● **EXERCISE MATERIAL**:
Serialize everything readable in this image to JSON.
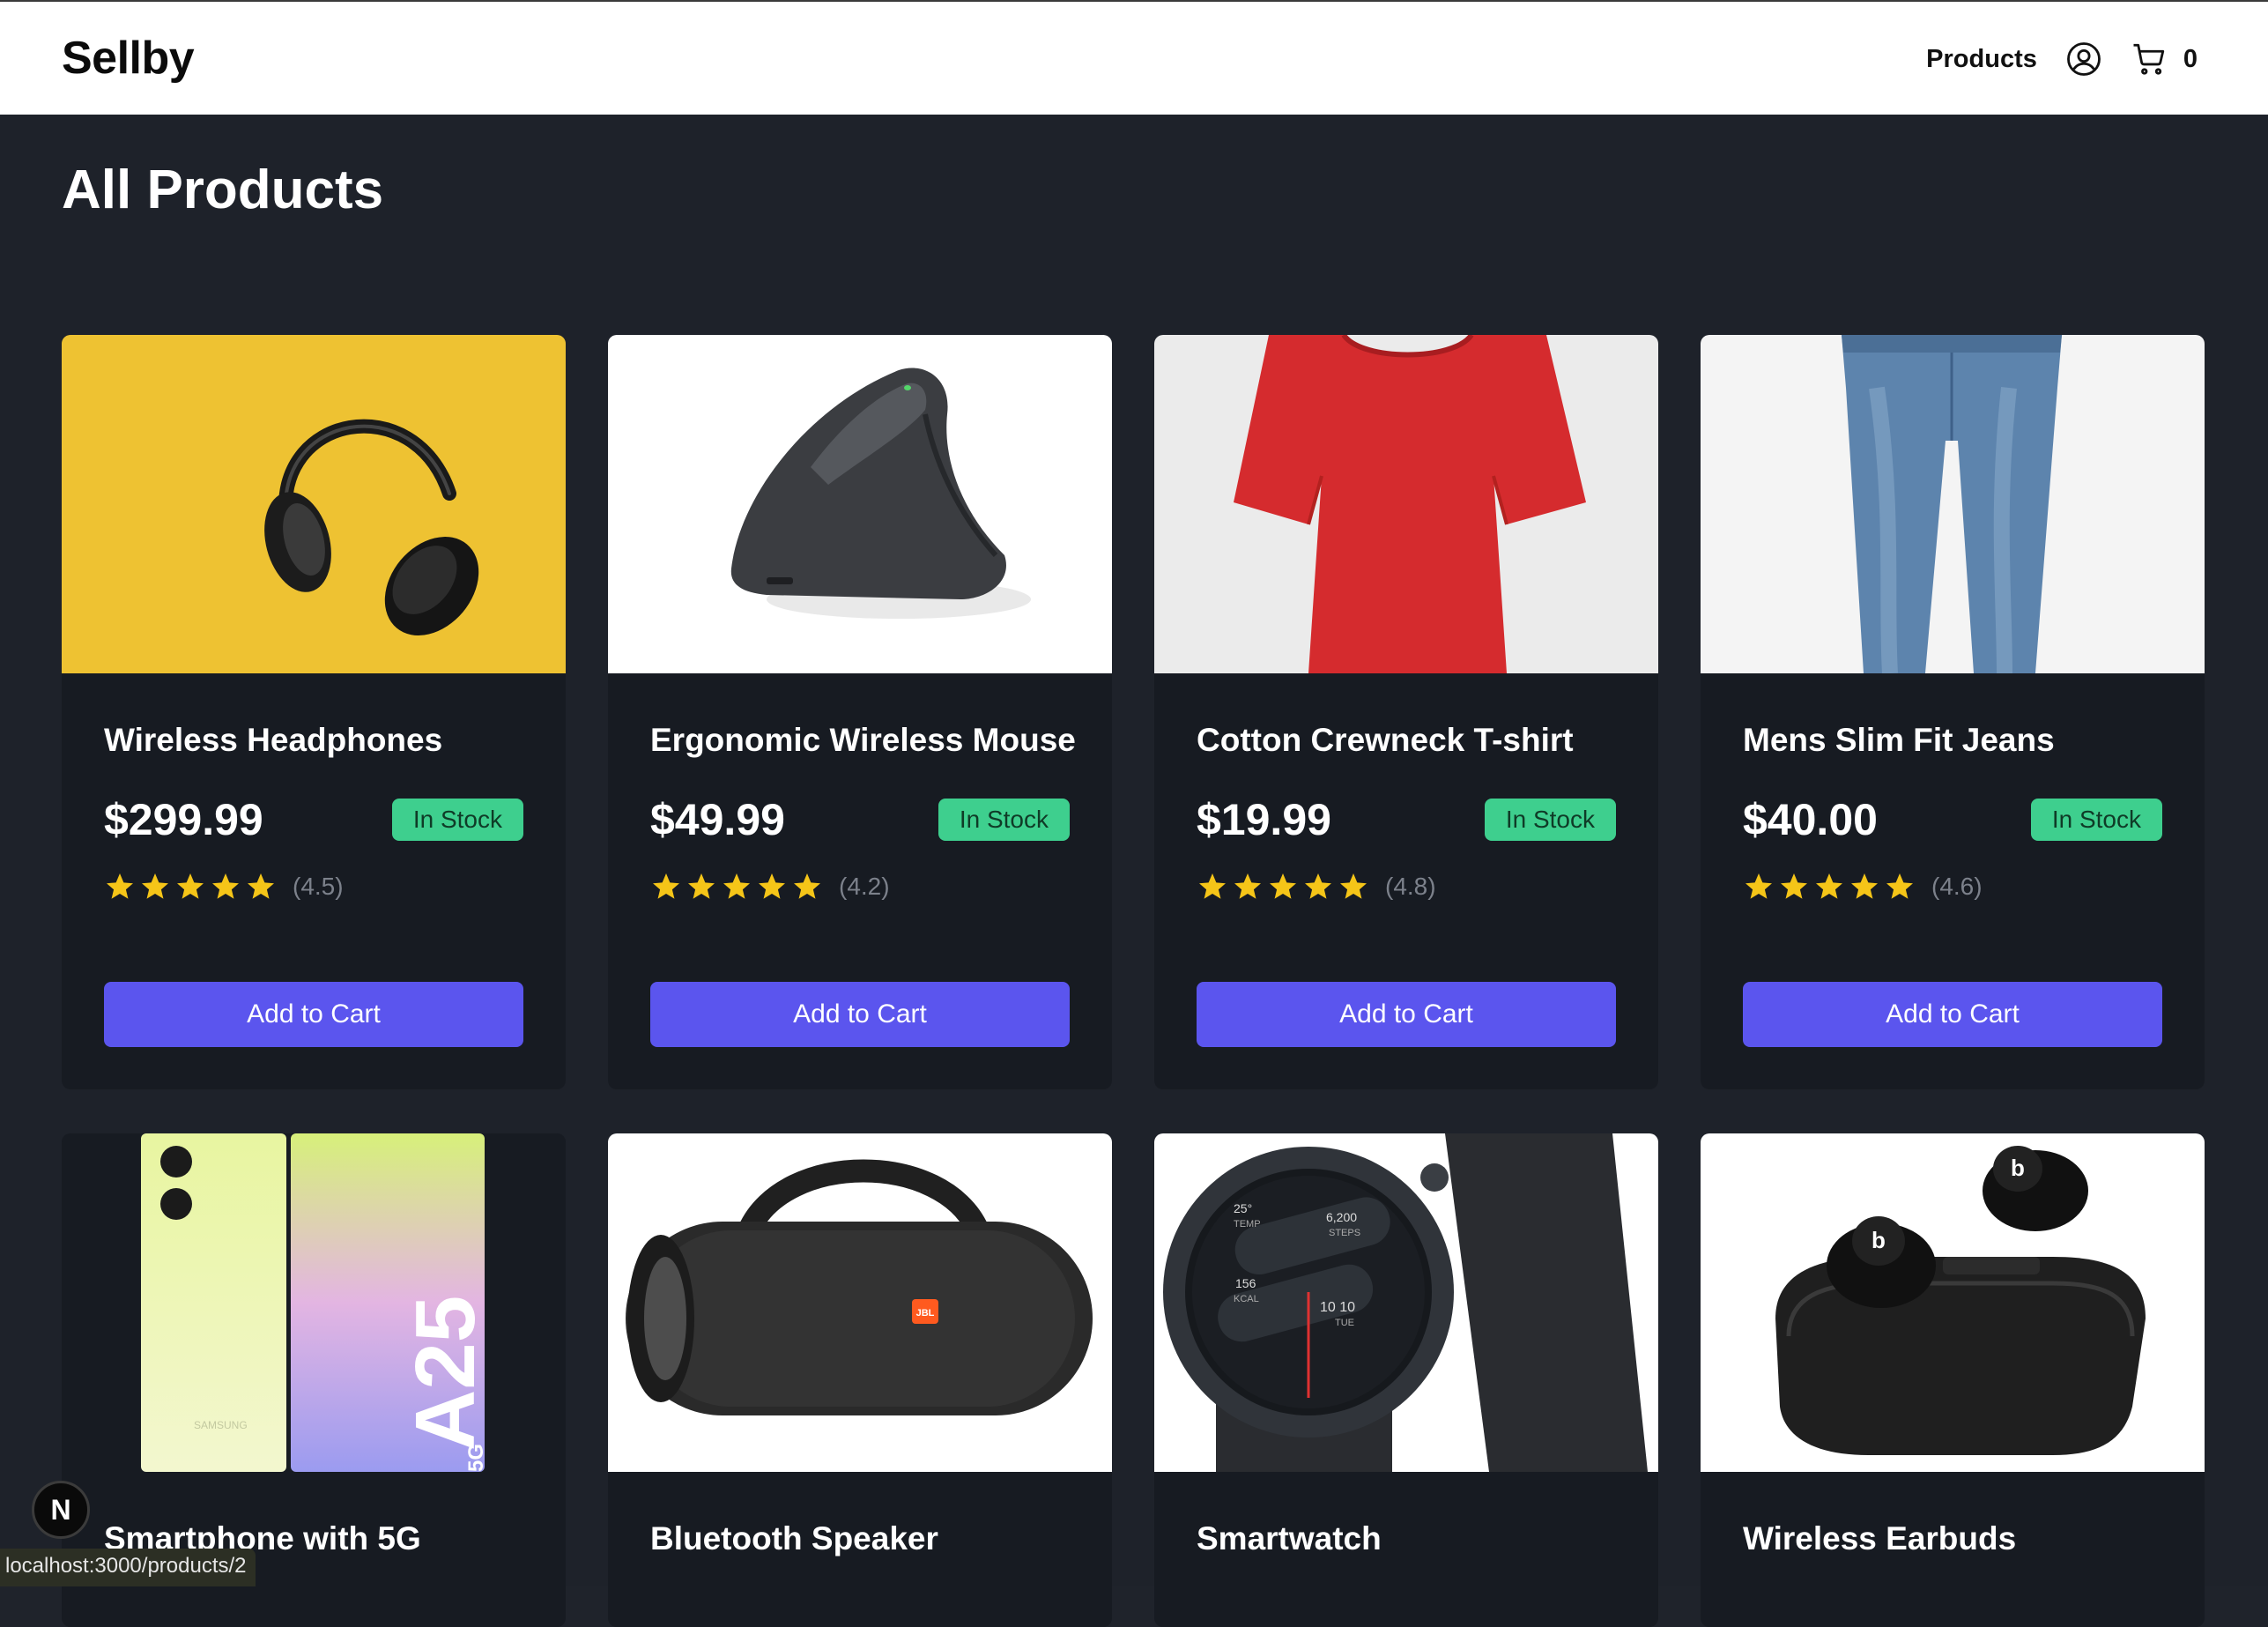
{
  "header": {
    "brand": "Sellby",
    "nav_products": "Products",
    "cart_count": "0",
    "user_icon": "user-circle-icon",
    "cart_icon": "shopping-cart-icon"
  },
  "main": {
    "title": "All Products"
  },
  "products": [
    {
      "name": "Wireless Headphones",
      "price": "$299.99",
      "stock": "In Stock",
      "rating": "(4.5)",
      "cta": "Add to Cart"
    },
    {
      "name": "Ergonomic Wireless Mouse",
      "price": "$49.99",
      "stock": "In Stock",
      "rating": "(4.2)",
      "cta": "Add to Cart"
    },
    {
      "name": "Cotton Crewneck T-shirt",
      "price": "$19.99",
      "stock": "In Stock",
      "rating": "(4.8)",
      "cta": "Add to Cart"
    },
    {
      "name": "Mens Slim Fit Jeans",
      "price": "$40.00",
      "stock": "In Stock",
      "rating": "(4.6)",
      "cta": "Add to Cart"
    },
    {
      "name": "Smartphone with 5G"
    },
    {
      "name": "Bluetooth Speaker"
    },
    {
      "name": "Smartwatch"
    },
    {
      "name": "Wireless Earbuds"
    }
  ],
  "image_text": {
    "phone_model": "A25",
    "phone_brand": "SAMSUNG",
    "phone_5g": "5G",
    "speaker_brand": "JBL",
    "watch_temp": "25°",
    "watch_temp_label": "TEMP",
    "watch_steps": "6,200",
    "watch_steps_label": "STEPS",
    "watch_kcal": "156",
    "watch_kcal_label": "KCAL",
    "watch_date": "10 10",
    "watch_day": "TUE"
  },
  "status_bar": {
    "url": "localhost:3000/products/2"
  },
  "dev_badge": {
    "label": "N"
  },
  "colors": {
    "accent": "#5b55ee",
    "badge": "#3ecf8e",
    "star": "#f5c518",
    "background": "#1e222a",
    "card": "#171b22"
  }
}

● **PROBLEM DESCRIPTION**: Reproduce the whole listing exactly, but not the images in it.

● **CORRECT ANSWER**:
Serialize everything readable in this image to JSON.
{
  "header": {
    "brand": "Sellby",
    "nav_products": "Products",
    "cart_count": "0",
    "user_icon": "user-circle-icon",
    "cart_icon": "shopping-cart-icon"
  },
  "main": {
    "title": "All Products"
  },
  "products": [
    {
      "name": "Wireless Headphones",
      "price": "$299.99",
      "stock": "In Stock",
      "rating": "(4.5)",
      "cta": "Add to Cart"
    },
    {
      "name": "Ergonomic Wireless Mouse",
      "price": "$49.99",
      "stock": "In Stock",
      "rating": "(4.2)",
      "cta": "Add to Cart"
    },
    {
      "name": "Cotton Crewneck T-shirt",
      "price": "$19.99",
      "stock": "In Stock",
      "rating": "(4.8)",
      "cta": "Add to Cart"
    },
    {
      "name": "Mens Slim Fit Jeans",
      "price": "$40.00",
      "stock": "In Stock",
      "rating": "(4.6)",
      "cta": "Add to Cart"
    },
    {
      "name": "Smartphone with 5G"
    },
    {
      "name": "Bluetooth Speaker"
    },
    {
      "name": "Smartwatch"
    },
    {
      "name": "Wireless Earbuds"
    }
  ],
  "image_text": {
    "phone_model": "A25",
    "phone_brand": "SAMSUNG",
    "phone_5g": "5G",
    "speaker_brand": "JBL",
    "watch_temp": "25°",
    "watch_temp_label": "TEMP",
    "watch_steps": "6,200",
    "watch_steps_label": "STEPS",
    "watch_kcal": "156",
    "watch_kcal_label": "KCAL",
    "watch_date": "10 10",
    "watch_day": "TUE"
  },
  "status_bar": {
    "url": "localhost:3000/products/2"
  },
  "dev_badge": {
    "label": "N"
  },
  "colors": {
    "accent": "#5b55ee",
    "badge": "#3ecf8e",
    "star": "#f5c518",
    "background": "#1e222a",
    "card": "#171b22"
  }
}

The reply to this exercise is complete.